[Start of LISTING]

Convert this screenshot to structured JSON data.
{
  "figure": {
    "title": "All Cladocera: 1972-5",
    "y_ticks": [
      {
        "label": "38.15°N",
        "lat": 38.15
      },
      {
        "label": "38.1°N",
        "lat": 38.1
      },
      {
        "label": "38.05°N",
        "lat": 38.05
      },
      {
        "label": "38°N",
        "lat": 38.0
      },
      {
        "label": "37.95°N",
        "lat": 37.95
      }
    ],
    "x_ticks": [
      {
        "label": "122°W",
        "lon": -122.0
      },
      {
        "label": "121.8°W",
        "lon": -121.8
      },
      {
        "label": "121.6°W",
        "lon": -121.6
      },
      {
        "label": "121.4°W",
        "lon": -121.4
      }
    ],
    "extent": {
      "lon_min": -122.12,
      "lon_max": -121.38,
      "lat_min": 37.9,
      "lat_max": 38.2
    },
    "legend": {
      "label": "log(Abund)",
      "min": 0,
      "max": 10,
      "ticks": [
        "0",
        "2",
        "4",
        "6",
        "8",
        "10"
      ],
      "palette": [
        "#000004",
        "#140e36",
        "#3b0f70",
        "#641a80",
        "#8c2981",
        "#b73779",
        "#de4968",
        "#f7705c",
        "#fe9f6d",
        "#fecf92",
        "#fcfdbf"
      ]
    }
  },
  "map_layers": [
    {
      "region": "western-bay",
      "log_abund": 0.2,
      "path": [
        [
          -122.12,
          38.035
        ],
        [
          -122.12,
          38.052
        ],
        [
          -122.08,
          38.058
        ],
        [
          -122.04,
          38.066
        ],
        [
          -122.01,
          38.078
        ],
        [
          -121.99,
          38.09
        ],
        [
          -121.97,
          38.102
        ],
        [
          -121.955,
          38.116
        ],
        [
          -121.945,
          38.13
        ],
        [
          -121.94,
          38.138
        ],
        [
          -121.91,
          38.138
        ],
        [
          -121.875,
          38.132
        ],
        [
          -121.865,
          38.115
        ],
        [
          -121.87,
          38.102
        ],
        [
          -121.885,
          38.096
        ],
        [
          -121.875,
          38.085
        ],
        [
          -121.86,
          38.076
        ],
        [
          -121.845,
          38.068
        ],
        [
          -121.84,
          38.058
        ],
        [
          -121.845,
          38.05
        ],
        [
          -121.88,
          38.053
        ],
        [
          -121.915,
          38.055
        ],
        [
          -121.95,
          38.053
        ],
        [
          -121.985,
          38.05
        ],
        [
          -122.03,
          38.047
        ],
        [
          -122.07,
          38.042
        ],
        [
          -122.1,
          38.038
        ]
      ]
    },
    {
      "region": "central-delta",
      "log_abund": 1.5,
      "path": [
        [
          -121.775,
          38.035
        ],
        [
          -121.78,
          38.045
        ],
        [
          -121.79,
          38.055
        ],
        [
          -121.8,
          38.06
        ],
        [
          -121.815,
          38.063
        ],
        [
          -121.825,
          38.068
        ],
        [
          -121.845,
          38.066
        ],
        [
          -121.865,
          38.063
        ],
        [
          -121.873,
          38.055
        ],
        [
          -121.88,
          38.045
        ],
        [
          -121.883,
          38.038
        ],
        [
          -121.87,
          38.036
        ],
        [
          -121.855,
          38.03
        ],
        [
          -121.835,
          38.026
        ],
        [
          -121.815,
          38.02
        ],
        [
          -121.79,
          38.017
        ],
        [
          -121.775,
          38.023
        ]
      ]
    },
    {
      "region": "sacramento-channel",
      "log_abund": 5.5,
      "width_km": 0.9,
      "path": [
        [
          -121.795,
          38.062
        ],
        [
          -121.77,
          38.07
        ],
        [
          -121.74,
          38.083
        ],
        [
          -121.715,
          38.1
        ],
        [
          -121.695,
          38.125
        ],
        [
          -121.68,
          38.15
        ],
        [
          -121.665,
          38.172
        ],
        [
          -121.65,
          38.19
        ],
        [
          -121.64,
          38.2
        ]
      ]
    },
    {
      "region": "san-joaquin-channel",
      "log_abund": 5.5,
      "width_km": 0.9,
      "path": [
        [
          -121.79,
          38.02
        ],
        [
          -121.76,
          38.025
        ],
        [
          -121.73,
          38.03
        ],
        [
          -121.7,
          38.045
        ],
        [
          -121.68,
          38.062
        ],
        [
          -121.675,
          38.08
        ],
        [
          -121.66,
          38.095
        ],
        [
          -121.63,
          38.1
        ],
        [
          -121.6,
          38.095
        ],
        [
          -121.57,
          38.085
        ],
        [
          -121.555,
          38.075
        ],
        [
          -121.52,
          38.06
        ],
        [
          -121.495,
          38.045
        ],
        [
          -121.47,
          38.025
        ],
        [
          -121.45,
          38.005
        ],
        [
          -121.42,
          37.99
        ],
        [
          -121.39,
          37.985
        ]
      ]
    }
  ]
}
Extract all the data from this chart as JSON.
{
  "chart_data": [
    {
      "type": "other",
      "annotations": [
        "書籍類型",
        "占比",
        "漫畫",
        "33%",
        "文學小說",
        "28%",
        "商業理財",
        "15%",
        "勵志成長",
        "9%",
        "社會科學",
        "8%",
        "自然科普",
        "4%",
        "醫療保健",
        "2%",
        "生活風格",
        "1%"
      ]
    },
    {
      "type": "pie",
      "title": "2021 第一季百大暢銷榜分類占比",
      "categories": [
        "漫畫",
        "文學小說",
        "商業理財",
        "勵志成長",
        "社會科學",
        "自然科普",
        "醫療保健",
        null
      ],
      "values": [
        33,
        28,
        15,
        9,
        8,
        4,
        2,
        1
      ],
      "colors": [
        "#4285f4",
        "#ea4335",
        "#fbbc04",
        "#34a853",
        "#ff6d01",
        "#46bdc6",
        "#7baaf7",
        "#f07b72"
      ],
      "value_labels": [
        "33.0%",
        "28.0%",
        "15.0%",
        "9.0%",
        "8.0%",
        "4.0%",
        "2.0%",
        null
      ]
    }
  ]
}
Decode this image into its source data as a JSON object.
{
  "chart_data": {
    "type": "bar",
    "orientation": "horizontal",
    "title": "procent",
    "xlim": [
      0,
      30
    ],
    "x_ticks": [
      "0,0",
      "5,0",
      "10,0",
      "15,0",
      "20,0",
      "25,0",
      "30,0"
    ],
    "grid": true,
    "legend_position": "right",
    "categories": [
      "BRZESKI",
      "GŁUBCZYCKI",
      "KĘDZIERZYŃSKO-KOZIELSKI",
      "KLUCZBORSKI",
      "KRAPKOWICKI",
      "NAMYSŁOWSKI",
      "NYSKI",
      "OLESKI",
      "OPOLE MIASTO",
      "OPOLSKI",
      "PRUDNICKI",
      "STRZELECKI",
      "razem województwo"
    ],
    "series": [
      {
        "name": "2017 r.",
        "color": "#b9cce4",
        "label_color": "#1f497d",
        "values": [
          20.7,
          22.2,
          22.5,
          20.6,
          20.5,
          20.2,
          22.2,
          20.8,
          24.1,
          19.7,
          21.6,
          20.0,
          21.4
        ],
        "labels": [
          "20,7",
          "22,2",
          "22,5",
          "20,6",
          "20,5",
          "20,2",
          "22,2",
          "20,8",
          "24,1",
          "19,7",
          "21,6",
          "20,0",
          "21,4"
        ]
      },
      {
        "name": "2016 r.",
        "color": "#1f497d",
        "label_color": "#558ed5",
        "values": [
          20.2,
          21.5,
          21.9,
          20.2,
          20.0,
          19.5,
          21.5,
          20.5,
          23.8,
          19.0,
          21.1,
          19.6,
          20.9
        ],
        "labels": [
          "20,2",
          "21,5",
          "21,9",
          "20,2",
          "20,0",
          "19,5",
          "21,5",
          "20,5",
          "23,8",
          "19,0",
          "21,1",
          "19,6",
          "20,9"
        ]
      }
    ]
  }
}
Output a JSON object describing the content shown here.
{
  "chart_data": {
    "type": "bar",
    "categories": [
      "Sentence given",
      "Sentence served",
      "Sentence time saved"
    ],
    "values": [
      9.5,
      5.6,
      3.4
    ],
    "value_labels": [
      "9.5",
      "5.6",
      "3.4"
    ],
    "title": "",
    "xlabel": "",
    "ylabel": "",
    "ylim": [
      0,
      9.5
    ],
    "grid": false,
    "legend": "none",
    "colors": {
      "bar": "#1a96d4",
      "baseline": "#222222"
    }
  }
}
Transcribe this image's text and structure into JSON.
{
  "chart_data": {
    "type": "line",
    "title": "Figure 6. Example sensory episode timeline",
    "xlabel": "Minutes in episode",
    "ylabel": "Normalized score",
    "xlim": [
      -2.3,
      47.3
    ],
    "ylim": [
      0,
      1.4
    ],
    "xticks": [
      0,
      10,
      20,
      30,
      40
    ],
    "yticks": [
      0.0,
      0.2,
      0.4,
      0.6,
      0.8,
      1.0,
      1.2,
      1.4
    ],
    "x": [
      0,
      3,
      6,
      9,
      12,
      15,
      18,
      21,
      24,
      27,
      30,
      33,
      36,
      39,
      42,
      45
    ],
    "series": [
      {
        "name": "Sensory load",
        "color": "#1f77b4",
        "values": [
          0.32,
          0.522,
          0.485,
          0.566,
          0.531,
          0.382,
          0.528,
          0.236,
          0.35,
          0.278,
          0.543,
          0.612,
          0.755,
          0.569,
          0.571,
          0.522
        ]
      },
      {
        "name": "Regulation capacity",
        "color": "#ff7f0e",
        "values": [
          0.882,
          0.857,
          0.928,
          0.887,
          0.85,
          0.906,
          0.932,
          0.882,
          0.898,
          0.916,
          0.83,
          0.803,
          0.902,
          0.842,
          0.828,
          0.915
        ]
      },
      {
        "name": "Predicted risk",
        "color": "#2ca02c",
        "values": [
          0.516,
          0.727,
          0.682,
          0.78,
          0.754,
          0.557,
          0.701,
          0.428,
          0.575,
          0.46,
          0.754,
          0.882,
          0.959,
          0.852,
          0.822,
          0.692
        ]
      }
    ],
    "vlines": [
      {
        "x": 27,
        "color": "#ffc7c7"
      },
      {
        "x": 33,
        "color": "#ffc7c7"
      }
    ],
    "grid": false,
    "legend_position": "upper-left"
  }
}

[End of LISTING]

▶ TASK
In the entries above, find every line holding the word "region" and copy it out.

▶ THE SOLUTION
      "region": "western-bay",
      "region": "central-delta",
      "region": "sacramento-channel",
      "region": "san-joaquin-channel",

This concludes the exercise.